## Data listing
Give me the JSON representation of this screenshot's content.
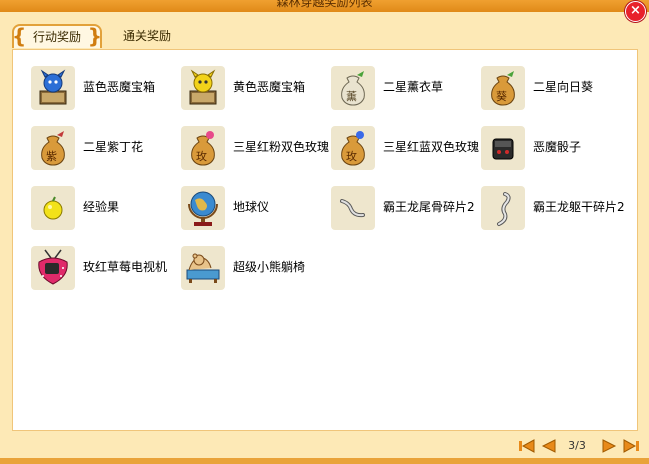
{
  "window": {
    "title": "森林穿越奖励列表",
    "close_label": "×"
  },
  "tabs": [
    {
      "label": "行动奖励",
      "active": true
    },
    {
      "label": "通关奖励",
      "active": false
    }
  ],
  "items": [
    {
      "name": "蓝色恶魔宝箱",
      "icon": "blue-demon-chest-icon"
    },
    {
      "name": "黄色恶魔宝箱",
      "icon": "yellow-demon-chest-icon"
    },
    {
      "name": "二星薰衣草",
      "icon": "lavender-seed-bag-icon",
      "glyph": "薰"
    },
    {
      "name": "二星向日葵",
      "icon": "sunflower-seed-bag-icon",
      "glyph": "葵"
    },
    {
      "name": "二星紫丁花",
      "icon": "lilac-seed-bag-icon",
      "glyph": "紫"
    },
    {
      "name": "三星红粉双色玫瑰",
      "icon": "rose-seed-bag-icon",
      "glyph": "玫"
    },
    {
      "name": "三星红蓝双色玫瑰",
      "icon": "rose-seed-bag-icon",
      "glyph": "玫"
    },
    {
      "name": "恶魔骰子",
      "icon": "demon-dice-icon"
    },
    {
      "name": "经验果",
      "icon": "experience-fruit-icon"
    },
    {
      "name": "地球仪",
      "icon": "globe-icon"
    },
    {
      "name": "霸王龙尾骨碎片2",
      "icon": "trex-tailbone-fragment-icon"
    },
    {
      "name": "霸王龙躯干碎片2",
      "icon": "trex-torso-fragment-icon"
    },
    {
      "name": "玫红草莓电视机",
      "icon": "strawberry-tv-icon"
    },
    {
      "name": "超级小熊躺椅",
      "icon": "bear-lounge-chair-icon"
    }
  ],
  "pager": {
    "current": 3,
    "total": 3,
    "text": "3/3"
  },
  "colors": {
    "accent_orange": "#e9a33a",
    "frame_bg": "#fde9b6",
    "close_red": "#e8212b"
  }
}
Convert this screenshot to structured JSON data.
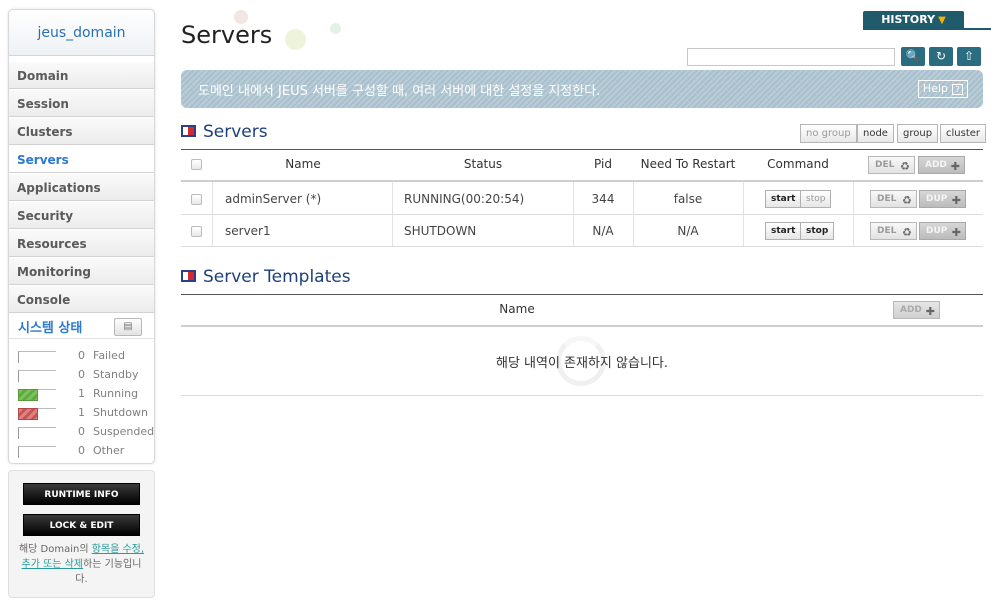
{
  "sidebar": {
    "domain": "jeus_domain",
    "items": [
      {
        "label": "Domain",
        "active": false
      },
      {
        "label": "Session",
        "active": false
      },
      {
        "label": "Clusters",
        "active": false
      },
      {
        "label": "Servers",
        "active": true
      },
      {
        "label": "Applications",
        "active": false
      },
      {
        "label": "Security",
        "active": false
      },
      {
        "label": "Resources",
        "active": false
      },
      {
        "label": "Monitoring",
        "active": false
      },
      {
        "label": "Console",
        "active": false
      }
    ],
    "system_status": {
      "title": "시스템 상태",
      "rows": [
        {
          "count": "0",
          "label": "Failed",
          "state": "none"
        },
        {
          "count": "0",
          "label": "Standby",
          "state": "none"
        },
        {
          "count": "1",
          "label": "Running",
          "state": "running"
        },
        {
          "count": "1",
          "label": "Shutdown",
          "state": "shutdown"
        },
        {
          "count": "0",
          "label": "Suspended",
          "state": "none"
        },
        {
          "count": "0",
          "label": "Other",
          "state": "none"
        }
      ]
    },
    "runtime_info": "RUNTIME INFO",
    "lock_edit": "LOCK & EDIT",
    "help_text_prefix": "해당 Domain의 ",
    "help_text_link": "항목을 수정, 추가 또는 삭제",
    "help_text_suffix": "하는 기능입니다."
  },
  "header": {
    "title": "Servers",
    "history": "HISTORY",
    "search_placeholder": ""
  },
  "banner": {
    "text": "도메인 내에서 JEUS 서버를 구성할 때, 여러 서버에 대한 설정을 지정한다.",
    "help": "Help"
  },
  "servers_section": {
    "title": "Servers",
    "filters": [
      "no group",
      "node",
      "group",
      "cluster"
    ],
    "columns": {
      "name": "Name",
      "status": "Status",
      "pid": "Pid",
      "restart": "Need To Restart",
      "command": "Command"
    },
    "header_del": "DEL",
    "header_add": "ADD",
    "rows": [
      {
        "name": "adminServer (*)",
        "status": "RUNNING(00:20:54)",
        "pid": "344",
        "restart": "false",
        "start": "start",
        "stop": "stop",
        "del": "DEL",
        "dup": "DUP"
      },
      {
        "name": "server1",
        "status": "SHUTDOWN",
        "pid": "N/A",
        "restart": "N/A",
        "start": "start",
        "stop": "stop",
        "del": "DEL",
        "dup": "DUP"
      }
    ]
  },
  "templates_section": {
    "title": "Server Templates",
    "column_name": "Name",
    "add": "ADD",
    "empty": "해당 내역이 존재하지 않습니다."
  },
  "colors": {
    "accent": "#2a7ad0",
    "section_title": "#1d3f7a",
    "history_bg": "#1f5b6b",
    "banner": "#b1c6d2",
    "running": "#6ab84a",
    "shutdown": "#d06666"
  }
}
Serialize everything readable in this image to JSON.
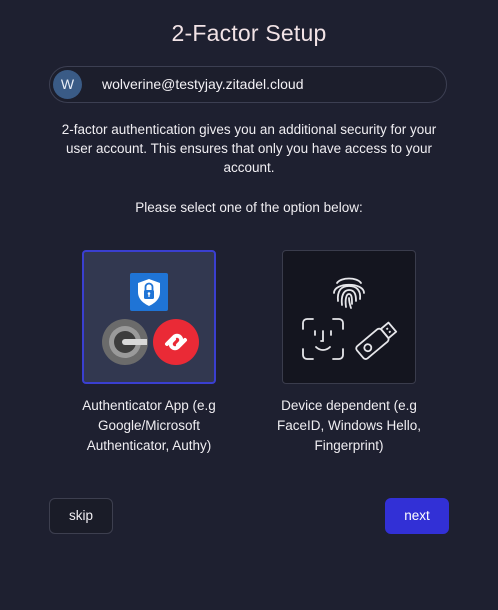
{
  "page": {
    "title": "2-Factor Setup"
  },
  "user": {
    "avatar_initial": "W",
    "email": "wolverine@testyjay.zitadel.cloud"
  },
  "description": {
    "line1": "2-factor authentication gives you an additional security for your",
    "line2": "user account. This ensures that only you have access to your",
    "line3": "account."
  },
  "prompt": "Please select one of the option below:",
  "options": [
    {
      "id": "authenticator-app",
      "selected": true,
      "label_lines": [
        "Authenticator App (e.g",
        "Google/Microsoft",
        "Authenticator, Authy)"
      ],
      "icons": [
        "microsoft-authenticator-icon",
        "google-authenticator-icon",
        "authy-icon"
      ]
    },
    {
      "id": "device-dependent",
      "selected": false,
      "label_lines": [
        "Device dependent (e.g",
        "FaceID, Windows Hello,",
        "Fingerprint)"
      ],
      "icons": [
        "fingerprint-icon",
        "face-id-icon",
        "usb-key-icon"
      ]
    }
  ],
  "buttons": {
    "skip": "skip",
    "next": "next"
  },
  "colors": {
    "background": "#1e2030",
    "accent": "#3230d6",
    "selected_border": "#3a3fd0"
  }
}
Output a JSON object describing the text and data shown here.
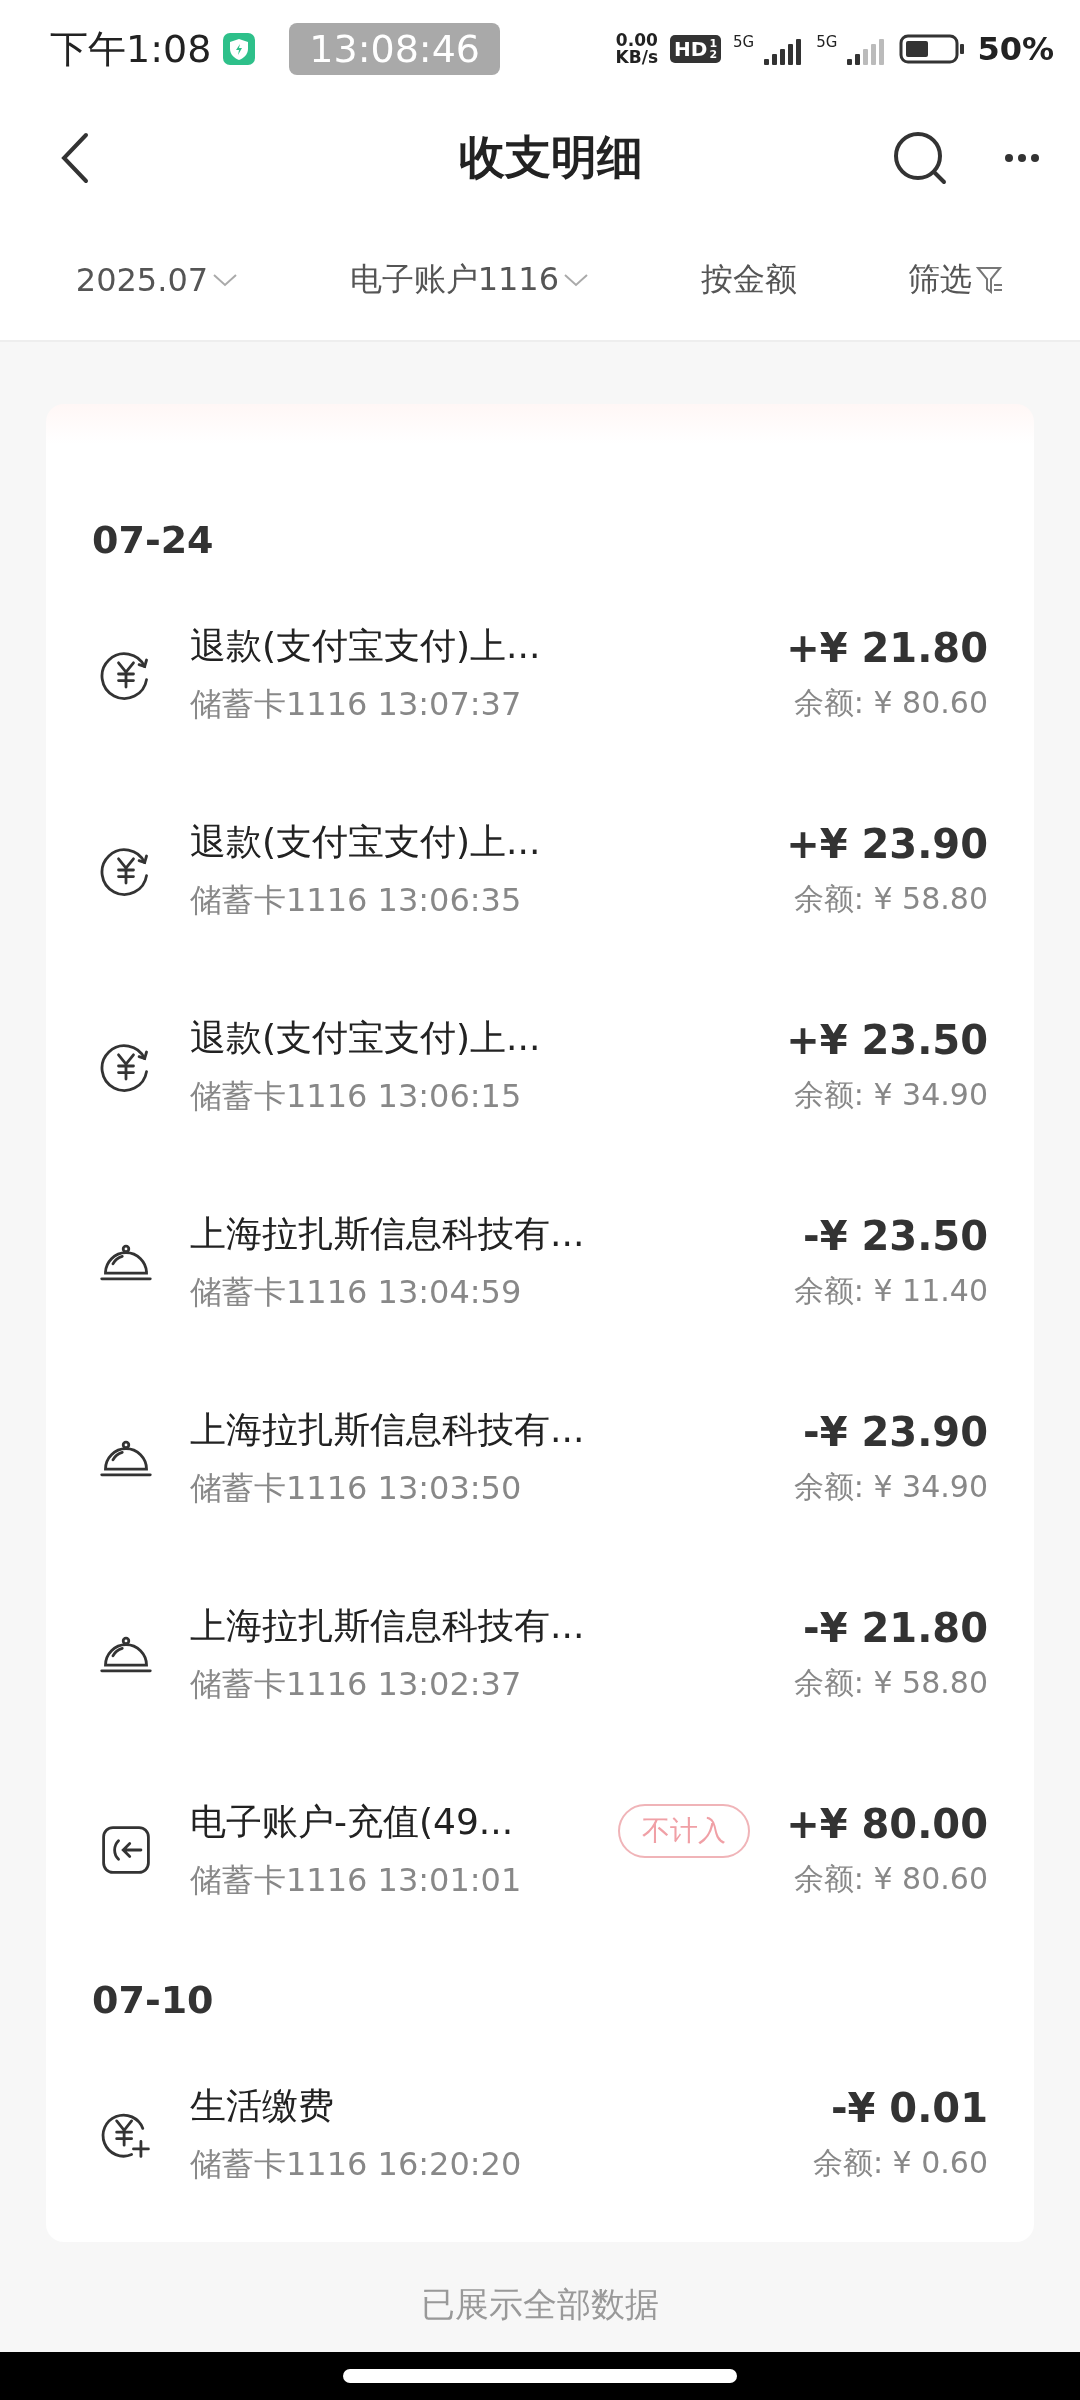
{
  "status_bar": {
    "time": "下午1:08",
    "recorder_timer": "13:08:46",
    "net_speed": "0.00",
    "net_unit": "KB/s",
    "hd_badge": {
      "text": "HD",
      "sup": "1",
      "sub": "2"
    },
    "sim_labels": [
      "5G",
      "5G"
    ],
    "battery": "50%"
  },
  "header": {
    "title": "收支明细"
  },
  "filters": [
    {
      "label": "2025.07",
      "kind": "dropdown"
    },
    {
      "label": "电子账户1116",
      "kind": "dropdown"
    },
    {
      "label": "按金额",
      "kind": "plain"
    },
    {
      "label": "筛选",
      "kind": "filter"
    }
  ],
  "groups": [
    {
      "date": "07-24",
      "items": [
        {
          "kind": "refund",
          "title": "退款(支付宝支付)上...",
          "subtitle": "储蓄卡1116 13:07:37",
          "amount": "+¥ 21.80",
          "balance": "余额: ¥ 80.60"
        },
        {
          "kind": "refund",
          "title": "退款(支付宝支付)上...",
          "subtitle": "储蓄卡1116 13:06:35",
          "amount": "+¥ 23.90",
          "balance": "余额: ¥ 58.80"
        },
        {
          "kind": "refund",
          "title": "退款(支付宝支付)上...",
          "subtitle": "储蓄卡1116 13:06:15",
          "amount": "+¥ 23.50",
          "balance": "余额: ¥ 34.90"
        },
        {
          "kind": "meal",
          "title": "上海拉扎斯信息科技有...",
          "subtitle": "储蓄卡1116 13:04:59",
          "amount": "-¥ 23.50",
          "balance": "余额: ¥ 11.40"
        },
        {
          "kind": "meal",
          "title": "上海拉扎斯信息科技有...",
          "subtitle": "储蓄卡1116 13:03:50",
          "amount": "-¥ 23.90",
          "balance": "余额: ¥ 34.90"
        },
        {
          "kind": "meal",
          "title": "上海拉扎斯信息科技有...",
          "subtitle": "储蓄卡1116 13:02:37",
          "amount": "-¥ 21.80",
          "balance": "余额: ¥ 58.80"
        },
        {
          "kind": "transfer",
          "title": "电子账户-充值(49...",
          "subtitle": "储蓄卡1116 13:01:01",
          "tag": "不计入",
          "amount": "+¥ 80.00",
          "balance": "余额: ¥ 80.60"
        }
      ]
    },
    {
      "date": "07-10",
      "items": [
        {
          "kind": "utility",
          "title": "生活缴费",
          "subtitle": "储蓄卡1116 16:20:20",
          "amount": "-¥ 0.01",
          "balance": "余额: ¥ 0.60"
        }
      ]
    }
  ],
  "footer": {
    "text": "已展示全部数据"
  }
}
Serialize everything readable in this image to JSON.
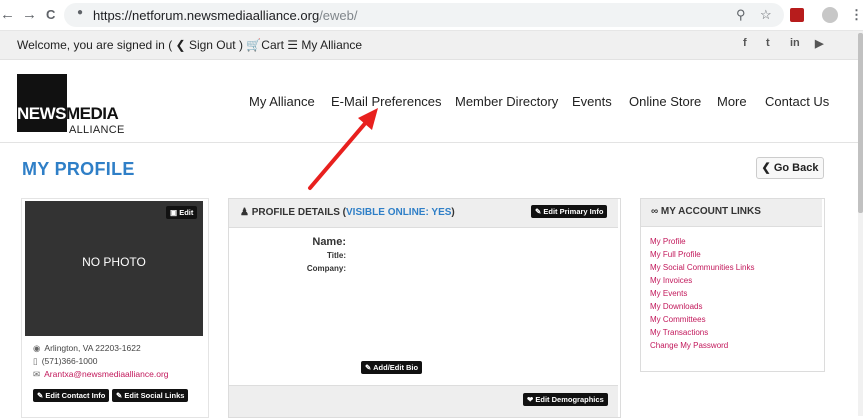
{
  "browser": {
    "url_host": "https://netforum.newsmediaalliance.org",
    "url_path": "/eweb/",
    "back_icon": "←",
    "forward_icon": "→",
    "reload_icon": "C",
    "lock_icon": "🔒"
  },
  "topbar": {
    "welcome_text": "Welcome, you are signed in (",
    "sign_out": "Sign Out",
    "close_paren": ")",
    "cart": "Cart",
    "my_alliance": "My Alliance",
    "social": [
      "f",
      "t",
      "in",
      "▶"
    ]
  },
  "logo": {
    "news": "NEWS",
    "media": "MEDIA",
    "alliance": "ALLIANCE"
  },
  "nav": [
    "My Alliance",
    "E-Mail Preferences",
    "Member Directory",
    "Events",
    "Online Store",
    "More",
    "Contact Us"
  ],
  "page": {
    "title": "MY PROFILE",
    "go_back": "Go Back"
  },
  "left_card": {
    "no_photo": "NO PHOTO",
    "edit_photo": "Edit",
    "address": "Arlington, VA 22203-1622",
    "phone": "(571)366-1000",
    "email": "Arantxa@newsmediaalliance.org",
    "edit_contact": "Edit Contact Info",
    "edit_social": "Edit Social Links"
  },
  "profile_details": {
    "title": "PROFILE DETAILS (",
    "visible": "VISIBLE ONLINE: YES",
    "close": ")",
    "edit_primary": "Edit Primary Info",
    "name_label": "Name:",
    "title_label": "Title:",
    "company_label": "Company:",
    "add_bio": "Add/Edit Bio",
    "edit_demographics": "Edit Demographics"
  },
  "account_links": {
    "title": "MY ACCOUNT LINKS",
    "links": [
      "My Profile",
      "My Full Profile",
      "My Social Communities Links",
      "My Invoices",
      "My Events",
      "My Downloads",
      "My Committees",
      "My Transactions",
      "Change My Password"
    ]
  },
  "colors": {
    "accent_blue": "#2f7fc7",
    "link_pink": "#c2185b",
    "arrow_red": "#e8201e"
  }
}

## Stated goal
Using the records above, gather all lines where the string "screenshot" is present.

## Result of the exercise
Give me the JSON representation of this screenshot's content.
Convert this screenshot to structured JSON data.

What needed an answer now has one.